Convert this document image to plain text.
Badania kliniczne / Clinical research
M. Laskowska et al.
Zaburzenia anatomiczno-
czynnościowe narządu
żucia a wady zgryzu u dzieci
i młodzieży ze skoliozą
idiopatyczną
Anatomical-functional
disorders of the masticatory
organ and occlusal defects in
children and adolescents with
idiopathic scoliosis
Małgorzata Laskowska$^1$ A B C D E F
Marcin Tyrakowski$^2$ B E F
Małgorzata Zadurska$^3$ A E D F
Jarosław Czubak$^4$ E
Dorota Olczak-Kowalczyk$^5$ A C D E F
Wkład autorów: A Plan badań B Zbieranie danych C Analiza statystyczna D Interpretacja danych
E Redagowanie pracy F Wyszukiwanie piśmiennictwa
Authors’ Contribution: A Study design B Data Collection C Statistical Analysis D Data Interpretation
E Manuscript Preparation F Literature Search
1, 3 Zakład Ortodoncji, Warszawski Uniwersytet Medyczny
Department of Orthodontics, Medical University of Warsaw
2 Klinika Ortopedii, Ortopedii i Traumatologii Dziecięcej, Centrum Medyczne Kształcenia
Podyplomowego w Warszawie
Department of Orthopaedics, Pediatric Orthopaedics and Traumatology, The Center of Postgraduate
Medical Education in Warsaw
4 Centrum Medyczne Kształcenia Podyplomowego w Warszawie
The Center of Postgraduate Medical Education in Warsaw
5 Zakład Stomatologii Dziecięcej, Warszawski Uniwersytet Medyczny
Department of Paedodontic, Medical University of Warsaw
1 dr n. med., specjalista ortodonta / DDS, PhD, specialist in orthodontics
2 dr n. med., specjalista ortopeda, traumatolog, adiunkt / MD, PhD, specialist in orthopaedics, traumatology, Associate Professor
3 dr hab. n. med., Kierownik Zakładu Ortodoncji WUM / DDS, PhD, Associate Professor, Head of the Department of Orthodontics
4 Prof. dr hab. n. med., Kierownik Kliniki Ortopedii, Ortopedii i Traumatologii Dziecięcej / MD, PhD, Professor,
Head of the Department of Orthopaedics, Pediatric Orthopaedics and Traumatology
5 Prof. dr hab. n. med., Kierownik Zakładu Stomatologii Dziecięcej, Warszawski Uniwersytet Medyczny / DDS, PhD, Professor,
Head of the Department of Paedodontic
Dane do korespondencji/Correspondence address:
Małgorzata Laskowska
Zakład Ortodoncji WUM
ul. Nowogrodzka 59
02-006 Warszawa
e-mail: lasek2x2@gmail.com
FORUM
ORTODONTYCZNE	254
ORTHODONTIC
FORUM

* * *

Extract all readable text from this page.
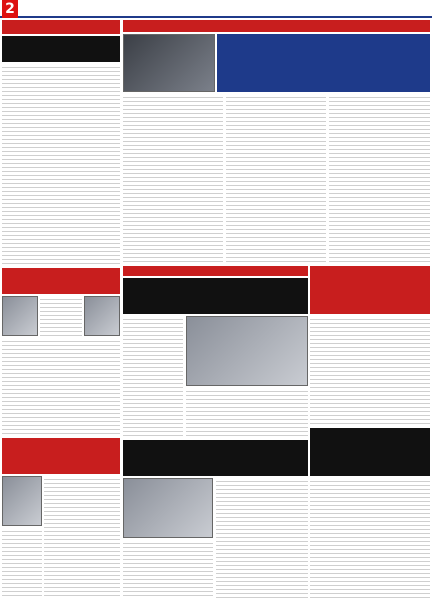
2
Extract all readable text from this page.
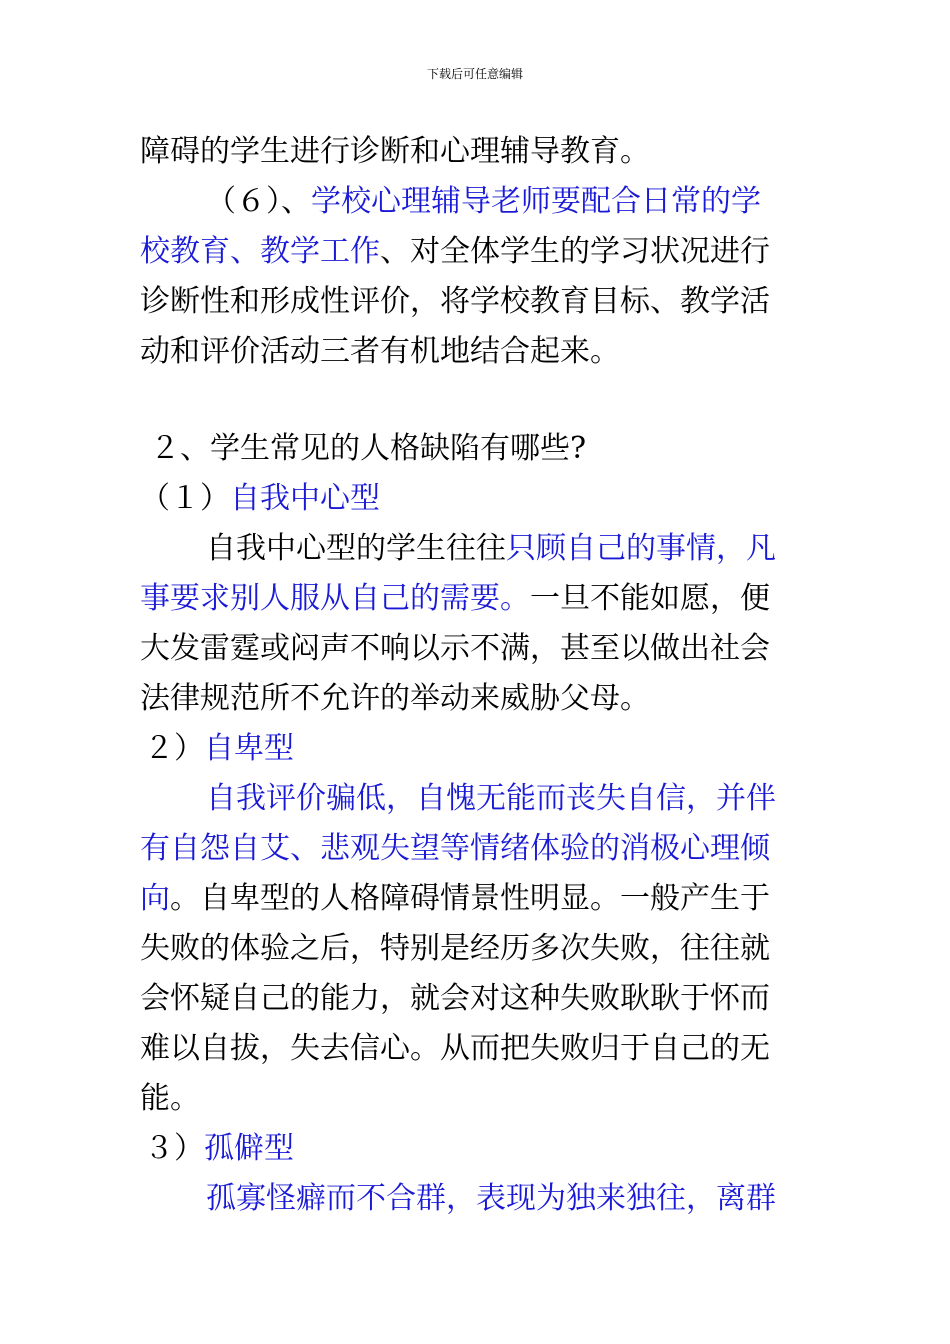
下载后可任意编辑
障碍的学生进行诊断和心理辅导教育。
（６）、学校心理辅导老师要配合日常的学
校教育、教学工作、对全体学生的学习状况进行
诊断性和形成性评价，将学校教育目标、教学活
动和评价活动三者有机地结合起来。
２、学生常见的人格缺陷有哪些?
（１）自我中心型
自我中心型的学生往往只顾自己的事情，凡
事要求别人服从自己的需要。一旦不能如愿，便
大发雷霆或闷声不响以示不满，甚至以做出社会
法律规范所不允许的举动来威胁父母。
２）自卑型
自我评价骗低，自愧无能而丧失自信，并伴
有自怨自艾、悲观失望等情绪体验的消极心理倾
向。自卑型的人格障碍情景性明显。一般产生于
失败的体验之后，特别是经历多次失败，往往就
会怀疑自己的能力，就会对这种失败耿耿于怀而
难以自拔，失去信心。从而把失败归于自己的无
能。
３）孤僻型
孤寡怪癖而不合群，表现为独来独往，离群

■ **Problem description**:
Search the entries for the word "Dziecięcej" and pick out every line that holds it.

■ **Output**:
2 Klinika Ortopedii, Ortopedii i Traumatologii Dziecięcej, Centrum Medyczne Kształcenia
5 Zakład Stomatologii Dziecięcej, Warszawski Uniwersytet Medyczny
4 Prof. dr hab. n. med., Kierownik Kliniki Ortopedii, Ortopedii i Traumatologii Dziecięcej / MD, PhD, Professor,
5 Prof. dr hab. n. med., Kierownik Zakładu Stomatologii Dziecięcej, Warszawski Uniwersytet Medyczny / DDS, PhD, Professor,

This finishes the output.